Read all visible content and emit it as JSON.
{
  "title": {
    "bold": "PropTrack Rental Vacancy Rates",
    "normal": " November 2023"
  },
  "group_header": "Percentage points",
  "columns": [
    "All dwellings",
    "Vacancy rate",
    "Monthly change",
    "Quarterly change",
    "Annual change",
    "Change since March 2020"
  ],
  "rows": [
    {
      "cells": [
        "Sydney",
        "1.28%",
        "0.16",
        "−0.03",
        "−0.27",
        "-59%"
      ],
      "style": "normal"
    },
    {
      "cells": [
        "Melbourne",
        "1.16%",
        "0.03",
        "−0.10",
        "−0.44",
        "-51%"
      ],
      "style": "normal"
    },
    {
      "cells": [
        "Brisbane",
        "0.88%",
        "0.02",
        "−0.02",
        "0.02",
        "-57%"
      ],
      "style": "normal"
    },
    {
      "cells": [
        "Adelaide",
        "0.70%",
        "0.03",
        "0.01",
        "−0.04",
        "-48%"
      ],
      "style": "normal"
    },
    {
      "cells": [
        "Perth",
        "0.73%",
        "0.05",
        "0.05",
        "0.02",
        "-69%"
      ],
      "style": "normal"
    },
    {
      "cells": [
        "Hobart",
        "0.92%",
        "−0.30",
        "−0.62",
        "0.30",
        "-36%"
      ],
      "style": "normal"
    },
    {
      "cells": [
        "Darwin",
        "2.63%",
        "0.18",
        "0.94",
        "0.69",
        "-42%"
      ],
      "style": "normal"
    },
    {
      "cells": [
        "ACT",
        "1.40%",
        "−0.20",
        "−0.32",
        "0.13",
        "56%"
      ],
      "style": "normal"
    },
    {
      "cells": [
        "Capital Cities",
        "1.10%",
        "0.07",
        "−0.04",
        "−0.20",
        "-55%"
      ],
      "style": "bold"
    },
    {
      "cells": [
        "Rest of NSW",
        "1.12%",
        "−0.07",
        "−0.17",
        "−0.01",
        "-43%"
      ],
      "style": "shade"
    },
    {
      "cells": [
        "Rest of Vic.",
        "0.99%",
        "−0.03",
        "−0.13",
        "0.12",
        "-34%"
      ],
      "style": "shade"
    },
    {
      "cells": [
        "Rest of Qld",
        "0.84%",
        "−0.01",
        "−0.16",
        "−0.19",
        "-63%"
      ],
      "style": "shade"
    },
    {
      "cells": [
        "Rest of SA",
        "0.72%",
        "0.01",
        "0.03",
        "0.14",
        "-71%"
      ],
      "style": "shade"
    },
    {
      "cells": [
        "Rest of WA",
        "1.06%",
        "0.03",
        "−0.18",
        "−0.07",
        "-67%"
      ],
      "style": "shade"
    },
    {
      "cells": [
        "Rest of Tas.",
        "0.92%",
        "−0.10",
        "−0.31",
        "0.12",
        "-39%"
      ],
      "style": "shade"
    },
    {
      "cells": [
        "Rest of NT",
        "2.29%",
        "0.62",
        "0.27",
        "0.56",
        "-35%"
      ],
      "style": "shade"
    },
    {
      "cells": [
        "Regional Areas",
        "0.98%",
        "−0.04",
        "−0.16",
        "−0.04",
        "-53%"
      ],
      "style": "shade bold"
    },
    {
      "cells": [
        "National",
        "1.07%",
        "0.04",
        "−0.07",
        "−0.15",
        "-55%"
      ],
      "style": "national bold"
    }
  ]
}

_CHALLENGE_
Print out every entry, keeping each one exact.

_THE SOLUTION_
Read all visible content and emit it as JSON.
{
  "title": {
    "bold": "PropTrack Rental Vacancy Rates",
    "normal": " November 2023"
  },
  "group_header": "Percentage points",
  "columns": [
    "All dwellings",
    "Vacancy rate",
    "Monthly change",
    "Quarterly change",
    "Annual change",
    "Change since March 2020"
  ],
  "rows": [
    {
      "cells": [
        "Sydney",
        "1.28%",
        "0.16",
        "−0.03",
        "−0.27",
        "-59%"
      ],
      "style": "normal"
    },
    {
      "cells": [
        "Melbourne",
        "1.16%",
        "0.03",
        "−0.10",
        "−0.44",
        "-51%"
      ],
      "style": "normal"
    },
    {
      "cells": [
        "Brisbane",
        "0.88%",
        "0.02",
        "−0.02",
        "0.02",
        "-57%"
      ],
      "style": "normal"
    },
    {
      "cells": [
        "Adelaide",
        "0.70%",
        "0.03",
        "0.01",
        "−0.04",
        "-48%"
      ],
      "style": "normal"
    },
    {
      "cells": [
        "Perth",
        "0.73%",
        "0.05",
        "0.05",
        "0.02",
        "-69%"
      ],
      "style": "normal"
    },
    {
      "cells": [
        "Hobart",
        "0.92%",
        "−0.30",
        "−0.62",
        "0.30",
        "-36%"
      ],
      "style": "normal"
    },
    {
      "cells": [
        "Darwin",
        "2.63%",
        "0.18",
        "0.94",
        "0.69",
        "-42%"
      ],
      "style": "normal"
    },
    {
      "cells": [
        "ACT",
        "1.40%",
        "−0.20",
        "−0.32",
        "0.13",
        "56%"
      ],
      "style": "normal"
    },
    {
      "cells": [
        "Capital Cities",
        "1.10%",
        "0.07",
        "−0.04",
        "−0.20",
        "-55%"
      ],
      "style": "bold"
    },
    {
      "cells": [
        "Rest of NSW",
        "1.12%",
        "−0.07",
        "−0.17",
        "−0.01",
        "-43%"
      ],
      "style": "shade"
    },
    {
      "cells": [
        "Rest of Vic.",
        "0.99%",
        "−0.03",
        "−0.13",
        "0.12",
        "-34%"
      ],
      "style": "shade"
    },
    {
      "cells": [
        "Rest of Qld",
        "0.84%",
        "−0.01",
        "−0.16",
        "−0.19",
        "-63%"
      ],
      "style": "shade"
    },
    {
      "cells": [
        "Rest of SA",
        "0.72%",
        "0.01",
        "0.03",
        "0.14",
        "-71%"
      ],
      "style": "shade"
    },
    {
      "cells": [
        "Rest of WA",
        "1.06%",
        "0.03",
        "−0.18",
        "−0.07",
        "-67%"
      ],
      "style": "shade"
    },
    {
      "cells": [
        "Rest of Tas.",
        "0.92%",
        "−0.10",
        "−0.31",
        "0.12",
        "-39%"
      ],
      "style": "shade"
    },
    {
      "cells": [
        "Rest of NT",
        "2.29%",
        "0.62",
        "0.27",
        "0.56",
        "-35%"
      ],
      "style": "shade"
    },
    {
      "cells": [
        "Regional Areas",
        "0.98%",
        "−0.04",
        "−0.16",
        "−0.04",
        "-53%"
      ],
      "style": "shade bold"
    },
    {
      "cells": [
        "National",
        "1.07%",
        "0.04",
        "−0.07",
        "−0.15",
        "-55%"
      ],
      "style": "national bold"
    }
  ]
}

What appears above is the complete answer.